>> begin

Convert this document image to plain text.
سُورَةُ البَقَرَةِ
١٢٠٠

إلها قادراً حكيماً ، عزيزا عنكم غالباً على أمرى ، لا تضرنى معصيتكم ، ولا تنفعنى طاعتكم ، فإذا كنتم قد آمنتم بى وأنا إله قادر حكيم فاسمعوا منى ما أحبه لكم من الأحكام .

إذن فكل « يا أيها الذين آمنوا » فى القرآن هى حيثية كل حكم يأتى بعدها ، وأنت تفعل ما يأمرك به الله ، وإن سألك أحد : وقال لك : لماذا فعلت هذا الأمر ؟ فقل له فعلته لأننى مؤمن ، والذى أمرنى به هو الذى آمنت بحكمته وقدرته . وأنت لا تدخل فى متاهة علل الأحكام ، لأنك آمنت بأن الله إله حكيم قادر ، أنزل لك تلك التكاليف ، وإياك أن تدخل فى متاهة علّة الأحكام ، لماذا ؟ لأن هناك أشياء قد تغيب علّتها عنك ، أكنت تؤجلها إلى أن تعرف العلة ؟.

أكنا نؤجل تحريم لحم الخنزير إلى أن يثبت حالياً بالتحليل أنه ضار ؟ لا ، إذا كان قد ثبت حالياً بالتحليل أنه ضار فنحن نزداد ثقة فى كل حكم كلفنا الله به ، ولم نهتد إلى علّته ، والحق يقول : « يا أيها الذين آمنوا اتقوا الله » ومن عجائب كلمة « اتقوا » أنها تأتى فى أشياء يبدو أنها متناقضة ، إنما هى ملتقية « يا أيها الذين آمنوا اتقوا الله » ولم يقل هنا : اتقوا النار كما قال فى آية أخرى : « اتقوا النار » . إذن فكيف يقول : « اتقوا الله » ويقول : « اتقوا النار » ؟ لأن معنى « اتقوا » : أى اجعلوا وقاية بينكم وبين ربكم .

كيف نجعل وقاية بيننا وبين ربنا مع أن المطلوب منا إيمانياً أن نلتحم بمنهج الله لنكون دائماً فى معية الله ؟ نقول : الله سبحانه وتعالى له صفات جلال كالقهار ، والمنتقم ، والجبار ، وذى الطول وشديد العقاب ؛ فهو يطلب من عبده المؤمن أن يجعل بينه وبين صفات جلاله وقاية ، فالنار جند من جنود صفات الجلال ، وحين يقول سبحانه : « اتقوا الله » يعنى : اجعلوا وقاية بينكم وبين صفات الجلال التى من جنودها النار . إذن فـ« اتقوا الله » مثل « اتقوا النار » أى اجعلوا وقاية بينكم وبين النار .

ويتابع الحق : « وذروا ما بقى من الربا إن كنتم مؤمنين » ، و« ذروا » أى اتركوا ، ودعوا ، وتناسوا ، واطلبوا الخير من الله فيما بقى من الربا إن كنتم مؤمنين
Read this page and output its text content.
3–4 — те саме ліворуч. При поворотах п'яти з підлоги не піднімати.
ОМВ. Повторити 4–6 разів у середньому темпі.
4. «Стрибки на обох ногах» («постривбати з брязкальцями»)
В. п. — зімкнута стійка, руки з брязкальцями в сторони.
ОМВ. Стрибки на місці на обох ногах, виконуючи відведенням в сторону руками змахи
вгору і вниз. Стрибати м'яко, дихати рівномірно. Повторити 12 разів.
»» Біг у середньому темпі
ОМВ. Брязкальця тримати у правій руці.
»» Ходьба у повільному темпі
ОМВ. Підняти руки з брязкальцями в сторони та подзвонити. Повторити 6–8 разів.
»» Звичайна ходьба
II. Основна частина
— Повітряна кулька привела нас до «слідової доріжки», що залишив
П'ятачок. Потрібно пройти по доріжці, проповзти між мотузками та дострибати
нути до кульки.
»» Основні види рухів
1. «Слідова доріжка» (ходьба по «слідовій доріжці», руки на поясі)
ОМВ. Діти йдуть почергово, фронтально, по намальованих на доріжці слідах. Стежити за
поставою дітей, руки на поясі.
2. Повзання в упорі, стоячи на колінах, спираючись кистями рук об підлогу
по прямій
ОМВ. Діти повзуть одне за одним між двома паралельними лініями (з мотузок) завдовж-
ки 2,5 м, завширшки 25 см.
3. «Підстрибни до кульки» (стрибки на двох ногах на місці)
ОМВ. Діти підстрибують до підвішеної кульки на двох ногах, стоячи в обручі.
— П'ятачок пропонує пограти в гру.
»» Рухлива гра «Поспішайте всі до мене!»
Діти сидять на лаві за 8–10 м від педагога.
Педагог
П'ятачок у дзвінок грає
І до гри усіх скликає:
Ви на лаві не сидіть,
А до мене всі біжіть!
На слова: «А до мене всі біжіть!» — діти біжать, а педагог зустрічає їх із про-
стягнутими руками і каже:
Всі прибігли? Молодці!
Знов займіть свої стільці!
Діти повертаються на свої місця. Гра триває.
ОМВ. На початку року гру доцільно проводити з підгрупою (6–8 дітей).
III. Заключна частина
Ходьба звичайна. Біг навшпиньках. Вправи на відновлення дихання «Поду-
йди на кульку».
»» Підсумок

>> end

» **What is needed**:
Scan the data for the word "ногах" and copy every line where it shows up.

» **The completed task**:
4. «Стрибки на обох ногах» («постривбати з брязкальцями»)
ОМВ. Стрибки на місці на обох ногах, виконуючи відведенням в сторону руками змахи
3. «Підстрибни до кульки» (стрибки на двох ногах на місці)
ОМВ. Діти підстрибують до підвішеної кульки на двох ногах, стоячи в обручі.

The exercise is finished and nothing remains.